==== INPUT ====

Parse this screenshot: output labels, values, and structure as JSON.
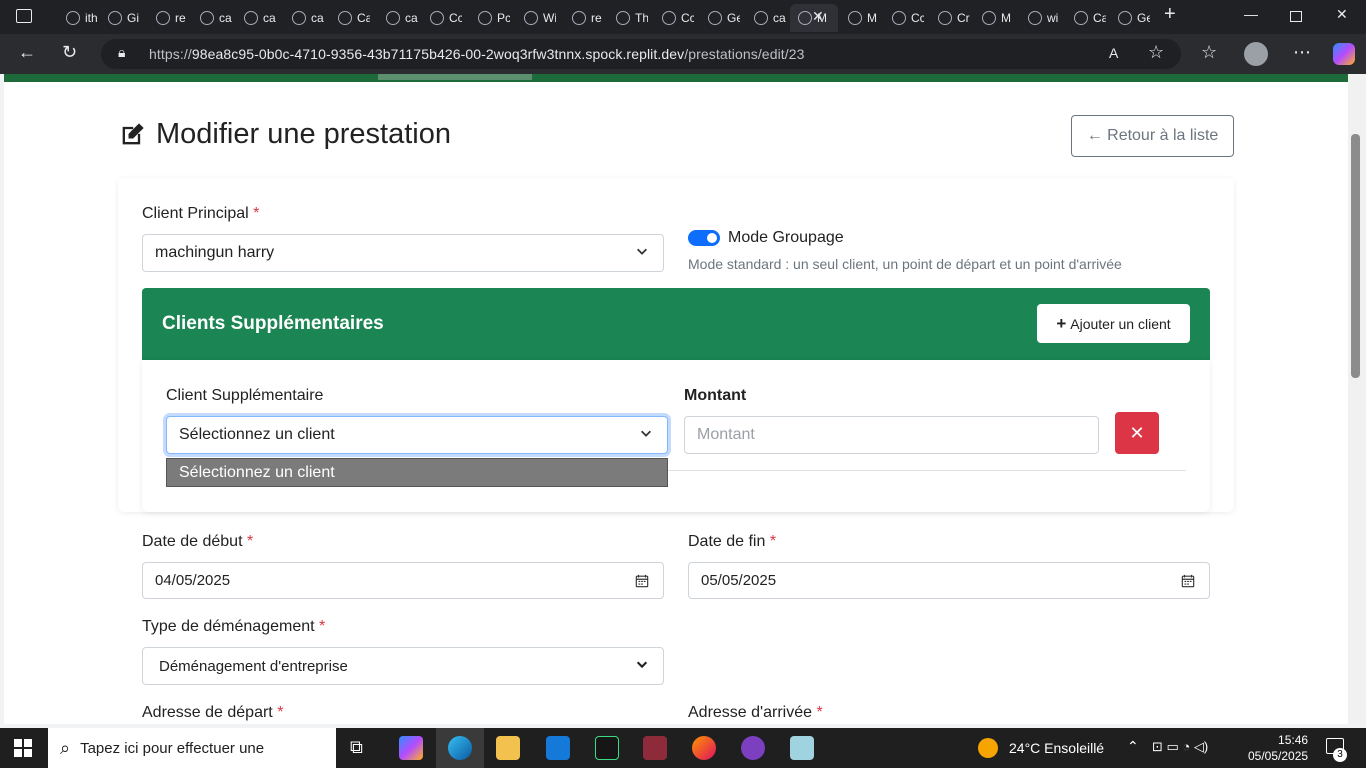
{
  "browser": {
    "tabs": [
      {
        "label": "ith",
        "icon": "search-icon"
      },
      {
        "label": "Gi",
        "icon": "github-icon"
      },
      {
        "label": "re",
        "icon": "search-icon"
      },
      {
        "label": "ca",
        "icon": "replit-icon"
      },
      {
        "label": "ca",
        "icon": "globe-icon"
      },
      {
        "label": "ca",
        "icon": "github-icon"
      },
      {
        "label": "Ca",
        "icon": "globe-icon"
      },
      {
        "label": "ca",
        "icon": "github-icon"
      },
      {
        "label": "Cc",
        "icon": "code-icon"
      },
      {
        "label": "Pc",
        "icon": "code-icon"
      },
      {
        "label": "Wi",
        "icon": "w-icon"
      },
      {
        "label": "re",
        "icon": "search-icon"
      },
      {
        "label": "Th",
        "icon": "globe-icon"
      },
      {
        "label": "Cc",
        "icon": "globe-icon"
      },
      {
        "label": "Ge",
        "icon": "globe-icon"
      },
      {
        "label": "ca",
        "icon": "replit-icon"
      },
      {
        "label": "M",
        "icon": "globe-icon",
        "active": true
      },
      {
        "label": "M",
        "icon": "globe-icon"
      },
      {
        "label": "Cc",
        "icon": "globe-icon"
      },
      {
        "label": "Cr",
        "icon": "globe-icon"
      },
      {
        "label": "M",
        "icon": "globe-icon"
      },
      {
        "label": "wi",
        "icon": "w-icon"
      },
      {
        "label": "Ca",
        "icon": "globe-icon"
      },
      {
        "label": "Ge",
        "icon": "globe-icon"
      }
    ],
    "url_prefix": "https://",
    "url_host": "98ea8c95-0b0c-4710-9356-43b71175b426-00-2woq3rfw3tnnx.spock.replit.dev",
    "url_path": "/prestations/edit/23"
  },
  "page": {
    "title": "Modifier une prestation",
    "back_button": "← Retour à la liste",
    "client_principal_label": "Client Principal",
    "required_mark": "*",
    "client_principal_value": "machingun harry",
    "groupage_label": "Mode Groupage",
    "groupage_help": "Mode standard : un seul client, un point de départ et un point d'arrivée",
    "groupage_on": true,
    "clients_supp_title": "Clients Supplémentaires",
    "add_client_button": "Ajouter un client",
    "client_supp_label": "Client Supplémentaire",
    "client_supp_value": "Sélectionnez un client",
    "montant_label": "Montant",
    "montant_placeholder": "Montant",
    "dropdown_option": "Sélectionnez un client",
    "date_debut_label": "Date de début",
    "date_debut_value": "04/05/2025",
    "date_fin_label": "Date de fin",
    "date_fin_value": "05/05/2025",
    "type_label": "Type de déménagement",
    "type_value": "Déménagement d'entreprise",
    "adresse_depart_label": "Adresse de départ",
    "adresse_arrivee_label": "Adresse d'arrivée"
  },
  "taskbar": {
    "search_placeholder": "Tapez ici pour effectuer une",
    "weather_temp": "24°C",
    "weather_text": "Ensoleillé",
    "time": "15:46",
    "date": "05/05/2025",
    "notifications": "3"
  },
  "colors": {
    "green_panel": "#1b8553",
    "danger": "#dc3545",
    "primary": "#0d6efd"
  }
}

====

**PROBLEM REQUIREMENTS**
Reproduce the material above verbatim; omit every picture.

**ANSWER TO THE PROBLEM**
Parse this screenshot: output labels, values, and structure as JSON.
{
  "browser": {
    "tabs": [
      {
        "label": "ith",
        "icon": "search-icon"
      },
      {
        "label": "Gi",
        "icon": "github-icon"
      },
      {
        "label": "re",
        "icon": "search-icon"
      },
      {
        "label": "ca",
        "icon": "replit-icon"
      },
      {
        "label": "ca",
        "icon": "globe-icon"
      },
      {
        "label": "ca",
        "icon": "github-icon"
      },
      {
        "label": "Ca",
        "icon": "globe-icon"
      },
      {
        "label": "ca",
        "icon": "github-icon"
      },
      {
        "label": "Cc",
        "icon": "code-icon"
      },
      {
        "label": "Pc",
        "icon": "code-icon"
      },
      {
        "label": "Wi",
        "icon": "w-icon"
      },
      {
        "label": "re",
        "icon": "search-icon"
      },
      {
        "label": "Th",
        "icon": "globe-icon"
      },
      {
        "label": "Cc",
        "icon": "globe-icon"
      },
      {
        "label": "Ge",
        "icon": "globe-icon"
      },
      {
        "label": "ca",
        "icon": "replit-icon"
      },
      {
        "label": "M",
        "icon": "globe-icon",
        "active": true
      },
      {
        "label": "M",
        "icon": "globe-icon"
      },
      {
        "label": "Cc",
        "icon": "globe-icon"
      },
      {
        "label": "Cr",
        "icon": "globe-icon"
      },
      {
        "label": "M",
        "icon": "globe-icon"
      },
      {
        "label": "wi",
        "icon": "w-icon"
      },
      {
        "label": "Ca",
        "icon": "globe-icon"
      },
      {
        "label": "Ge",
        "icon": "globe-icon"
      }
    ],
    "url_prefix": "https://",
    "url_host": "98ea8c95-0b0c-4710-9356-43b71175b426-00-2woq3rfw3tnnx.spock.replit.dev",
    "url_path": "/prestations/edit/23"
  },
  "page": {
    "title": "Modifier une prestation",
    "back_button": "← Retour à la liste",
    "client_principal_label": "Client Principal",
    "required_mark": "*",
    "client_principal_value": "machingun harry",
    "groupage_label": "Mode Groupage",
    "groupage_help": "Mode standard : un seul client, un point de départ et un point d'arrivée",
    "groupage_on": true,
    "clients_supp_title": "Clients Supplémentaires",
    "add_client_button": "Ajouter un client",
    "client_supp_label": "Client Supplémentaire",
    "client_supp_value": "Sélectionnez un client",
    "montant_label": "Montant",
    "montant_placeholder": "Montant",
    "dropdown_option": "Sélectionnez un client",
    "date_debut_label": "Date de début",
    "date_debut_value": "04/05/2025",
    "date_fin_label": "Date de fin",
    "date_fin_value": "05/05/2025",
    "type_label": "Type de déménagement",
    "type_value": "Déménagement d'entreprise",
    "adresse_depart_label": "Adresse de départ",
    "adresse_arrivee_label": "Adresse d'arrivée"
  },
  "taskbar": {
    "search_placeholder": "Tapez ici pour effectuer une",
    "weather_temp": "24°C",
    "weather_text": "Ensoleillé",
    "time": "15:46",
    "date": "05/05/2025",
    "notifications": "3"
  },
  "colors": {
    "green_panel": "#1b8553",
    "danger": "#dc3545",
    "primary": "#0d6efd"
  }
}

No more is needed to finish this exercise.